• _TASK BRIEF_
Transcribe every entry below word for word, but skip the pictures.

• _SUPPLIED MATERIAL_
———

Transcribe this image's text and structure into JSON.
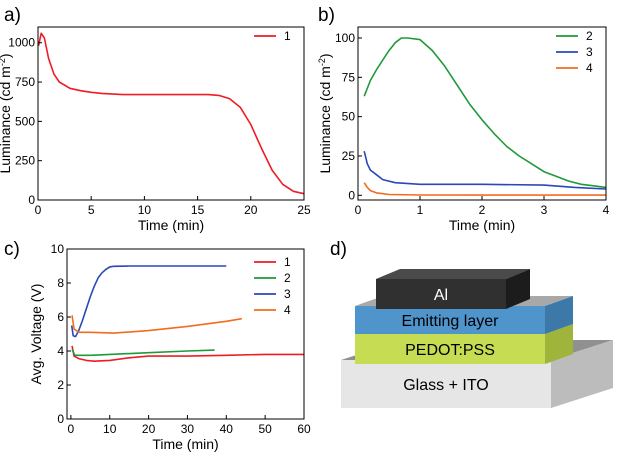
{
  "panels": {
    "a": {
      "letter": "a)"
    },
    "b": {
      "letter": "b)"
    },
    "c": {
      "letter": "c)"
    },
    "d": {
      "letter": "d)"
    }
  },
  "chart_data": [
    {
      "id": "a",
      "type": "line",
      "title": "",
      "xlabel": "Time (min)",
      "ylabel": "Luminance (cd m",
      "ylabel_sup": "-2",
      "ylabel_tail": ")",
      "xlim": [
        0,
        25
      ],
      "ylim": [
        0,
        1100
      ],
      "xticks": [
        0,
        5,
        10,
        15,
        20,
        25
      ],
      "yticks": [
        0,
        250,
        500,
        750,
        1000
      ],
      "legend_position": "top-right",
      "series": [
        {
          "name": "1",
          "color": "#ee1c24",
          "x": [
            0.05,
            0.3,
            0.6,
            1,
            1.5,
            2,
            3,
            4,
            5,
            6,
            8,
            10,
            12,
            14,
            16,
            17,
            18,
            19,
            20,
            21,
            22,
            23,
            24,
            25
          ],
          "y": [
            980,
            1060,
            1030,
            900,
            800,
            750,
            710,
            695,
            685,
            678,
            670,
            670,
            670,
            670,
            670,
            665,
            645,
            590,
            480,
            330,
            190,
            100,
            55,
            40
          ]
        }
      ]
    },
    {
      "id": "b",
      "type": "line",
      "title": "",
      "xlabel": "Time (min)",
      "ylabel": "Luminance (cd m",
      "ylabel_sup": "-2",
      "ylabel_tail": ")",
      "xlim": [
        0,
        4
      ],
      "ylim": [
        -3,
        107
      ],
      "xticks": [
        0,
        1,
        2,
        3,
        4
      ],
      "yticks": [
        0,
        25,
        50,
        75,
        100
      ],
      "legend_position": "top-right",
      "series": [
        {
          "name": "2",
          "color": "#1e9a3a",
          "x": [
            0.1,
            0.2,
            0.3,
            0.4,
            0.5,
            0.6,
            0.7,
            0.8,
            1.0,
            1.2,
            1.4,
            1.6,
            1.8,
            2.0,
            2.2,
            2.4,
            2.6,
            2.8,
            3.0,
            3.2,
            3.4,
            3.6,
            3.8,
            4.0
          ],
          "y": [
            63,
            73,
            80,
            86,
            92,
            97,
            100,
            100,
            99,
            92,
            82,
            70,
            58,
            48,
            39,
            31,
            25,
            20,
            15,
            12,
            9,
            7,
            6,
            5
          ]
        },
        {
          "name": "3",
          "color": "#2a48b7",
          "x": [
            0.1,
            0.15,
            0.2,
            0.3,
            0.4,
            0.6,
            1.0,
            2.0,
            3.0,
            3.5,
            4.0
          ],
          "y": [
            28,
            20,
            16,
            13,
            10,
            8,
            7,
            7,
            6.5,
            5,
            4
          ]
        },
        {
          "name": "4",
          "color": "#f26c1f",
          "x": [
            0.1,
            0.15,
            0.2,
            0.3,
            0.5,
            1.0,
            2.0,
            3.0,
            4.0
          ],
          "y": [
            8,
            5,
            3,
            1.5,
            0.5,
            0.2,
            0.1,
            0.1,
            0.1
          ]
        }
      ]
    },
    {
      "id": "c",
      "type": "line",
      "title": "",
      "xlabel": "Time (min)",
      "ylabel": "Avg. Voltage (V)",
      "xlim": [
        -1,
        60
      ],
      "ylim": [
        0,
        10
      ],
      "xticks": [
        0,
        10,
        20,
        30,
        40,
        50,
        60
      ],
      "yticks": [
        0,
        2,
        4,
        6,
        8,
        10
      ],
      "legend_position": "top-right",
      "series": [
        {
          "name": "1",
          "color": "#ee1c24",
          "x": [
            0.3,
            0.8,
            2,
            4,
            6,
            10,
            15,
            20,
            30,
            40,
            50,
            60
          ],
          "y": [
            4.3,
            3.7,
            3.55,
            3.45,
            3.4,
            3.45,
            3.6,
            3.7,
            3.7,
            3.75,
            3.8,
            3.8
          ]
        },
        {
          "name": "2",
          "color": "#1e9a3a",
          "x": [
            0.3,
            1,
            5,
            10,
            20,
            30,
            37
          ],
          "y": [
            4.1,
            3.75,
            3.75,
            3.8,
            3.9,
            4.0,
            4.05
          ]
        },
        {
          "name": "3",
          "color": "#2a48b7",
          "x": [
            0.2,
            0.6,
            1.2,
            2,
            3,
            4,
            5,
            6,
            7,
            8,
            9,
            10,
            11,
            15,
            20,
            30,
            40
          ],
          "y": [
            5.5,
            4.9,
            4.85,
            5.2,
            5.8,
            6.5,
            7.2,
            7.8,
            8.3,
            8.6,
            8.8,
            8.95,
            8.98,
            9.0,
            9.0,
            9.0,
            9.0
          ]
        },
        {
          "name": "4",
          "color": "#f26c1f",
          "x": [
            0.3,
            0.8,
            2,
            5,
            11,
            20,
            30,
            40,
            44
          ],
          "y": [
            6.1,
            5.3,
            5.1,
            5.1,
            5.05,
            5.2,
            5.45,
            5.75,
            5.9
          ]
        }
      ]
    }
  ],
  "diagram": {
    "layers": [
      {
        "label": "Al",
        "top": "#4a4a4a",
        "front": "#303030",
        "side": "#1c1c1c",
        "text": "#ffffff"
      },
      {
        "label": "Emitting layer",
        "top": "#a8a8a8",
        "front": "#4f95cc",
        "side": "#3c78a8",
        "text": "#000000"
      },
      {
        "label": "PEDOT:PSS",
        "top": "#c4c4c4",
        "front": "#c6dc52",
        "side": "#9eb43a",
        "text": "#000000"
      },
      {
        "label": "Glass + ITO",
        "top": "#909090",
        "front": "#e6e6e6",
        "side": "#bcbcbc",
        "text": "#000000"
      }
    ]
  }
}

———

• _COMPLETE OUTPUT_
Transcribe this image's text and structure into JSON.
{
  "panels": {
    "a": {
      "letter": "a)"
    },
    "b": {
      "letter": "b)"
    },
    "c": {
      "letter": "c)"
    },
    "d": {
      "letter": "d)"
    }
  },
  "chart_data": [
    {
      "id": "a",
      "type": "line",
      "title": "",
      "xlabel": "Time (min)",
      "ylabel": "Luminance (cd m",
      "ylabel_sup": "-2",
      "ylabel_tail": ")",
      "xlim": [
        0,
        25
      ],
      "ylim": [
        0,
        1100
      ],
      "xticks": [
        0,
        5,
        10,
        15,
        20,
        25
      ],
      "yticks": [
        0,
        250,
        500,
        750,
        1000
      ],
      "legend_position": "top-right",
      "series": [
        {
          "name": "1",
          "color": "#ee1c24",
          "x": [
            0.05,
            0.3,
            0.6,
            1,
            1.5,
            2,
            3,
            4,
            5,
            6,
            8,
            10,
            12,
            14,
            16,
            17,
            18,
            19,
            20,
            21,
            22,
            23,
            24,
            25
          ],
          "y": [
            980,
            1060,
            1030,
            900,
            800,
            750,
            710,
            695,
            685,
            678,
            670,
            670,
            670,
            670,
            670,
            665,
            645,
            590,
            480,
            330,
            190,
            100,
            55,
            40
          ]
        }
      ]
    },
    {
      "id": "b",
      "type": "line",
      "title": "",
      "xlabel": "Time (min)",
      "ylabel": "Luminance (cd m",
      "ylabel_sup": "-2",
      "ylabel_tail": ")",
      "xlim": [
        0,
        4
      ],
      "ylim": [
        -3,
        107
      ],
      "xticks": [
        0,
        1,
        2,
        3,
        4
      ],
      "yticks": [
        0,
        25,
        50,
        75,
        100
      ],
      "legend_position": "top-right",
      "series": [
        {
          "name": "2",
          "color": "#1e9a3a",
          "x": [
            0.1,
            0.2,
            0.3,
            0.4,
            0.5,
            0.6,
            0.7,
            0.8,
            1.0,
            1.2,
            1.4,
            1.6,
            1.8,
            2.0,
            2.2,
            2.4,
            2.6,
            2.8,
            3.0,
            3.2,
            3.4,
            3.6,
            3.8,
            4.0
          ],
          "y": [
            63,
            73,
            80,
            86,
            92,
            97,
            100,
            100,
            99,
            92,
            82,
            70,
            58,
            48,
            39,
            31,
            25,
            20,
            15,
            12,
            9,
            7,
            6,
            5
          ]
        },
        {
          "name": "3",
          "color": "#2a48b7",
          "x": [
            0.1,
            0.15,
            0.2,
            0.3,
            0.4,
            0.6,
            1.0,
            2.0,
            3.0,
            3.5,
            4.0
          ],
          "y": [
            28,
            20,
            16,
            13,
            10,
            8,
            7,
            7,
            6.5,
            5,
            4
          ]
        },
        {
          "name": "4",
          "color": "#f26c1f",
          "x": [
            0.1,
            0.15,
            0.2,
            0.3,
            0.5,
            1.0,
            2.0,
            3.0,
            4.0
          ],
          "y": [
            8,
            5,
            3,
            1.5,
            0.5,
            0.2,
            0.1,
            0.1,
            0.1
          ]
        }
      ]
    },
    {
      "id": "c",
      "type": "line",
      "title": "",
      "xlabel": "Time (min)",
      "ylabel": "Avg. Voltage (V)",
      "xlim": [
        -1,
        60
      ],
      "ylim": [
        0,
        10
      ],
      "xticks": [
        0,
        10,
        20,
        30,
        40,
        50,
        60
      ],
      "yticks": [
        0,
        2,
        4,
        6,
        8,
        10
      ],
      "legend_position": "top-right",
      "series": [
        {
          "name": "1",
          "color": "#ee1c24",
          "x": [
            0.3,
            0.8,
            2,
            4,
            6,
            10,
            15,
            20,
            30,
            40,
            50,
            60
          ],
          "y": [
            4.3,
            3.7,
            3.55,
            3.45,
            3.4,
            3.45,
            3.6,
            3.7,
            3.7,
            3.75,
            3.8,
            3.8
          ]
        },
        {
          "name": "2",
          "color": "#1e9a3a",
          "x": [
            0.3,
            1,
            5,
            10,
            20,
            30,
            37
          ],
          "y": [
            4.1,
            3.75,
            3.75,
            3.8,
            3.9,
            4.0,
            4.05
          ]
        },
        {
          "name": "3",
          "color": "#2a48b7",
          "x": [
            0.2,
            0.6,
            1.2,
            2,
            3,
            4,
            5,
            6,
            7,
            8,
            9,
            10,
            11,
            15,
            20,
            30,
            40
          ],
          "y": [
            5.5,
            4.9,
            4.85,
            5.2,
            5.8,
            6.5,
            7.2,
            7.8,
            8.3,
            8.6,
            8.8,
            8.95,
            8.98,
            9.0,
            9.0,
            9.0,
            9.0
          ]
        },
        {
          "name": "4",
          "color": "#f26c1f",
          "x": [
            0.3,
            0.8,
            2,
            5,
            11,
            20,
            30,
            40,
            44
          ],
          "y": [
            6.1,
            5.3,
            5.1,
            5.1,
            5.05,
            5.2,
            5.45,
            5.75,
            5.9
          ]
        }
      ]
    }
  ],
  "diagram": {
    "layers": [
      {
        "label": "Al",
        "top": "#4a4a4a",
        "front": "#303030",
        "side": "#1c1c1c",
        "text": "#ffffff"
      },
      {
        "label": "Emitting layer",
        "top": "#a8a8a8",
        "front": "#4f95cc",
        "side": "#3c78a8",
        "text": "#000000"
      },
      {
        "label": "PEDOT:PSS",
        "top": "#c4c4c4",
        "front": "#c6dc52",
        "side": "#9eb43a",
        "text": "#000000"
      },
      {
        "label": "Glass + ITO",
        "top": "#909090",
        "front": "#e6e6e6",
        "side": "#bcbcbc",
        "text": "#000000"
      }
    ]
  }
}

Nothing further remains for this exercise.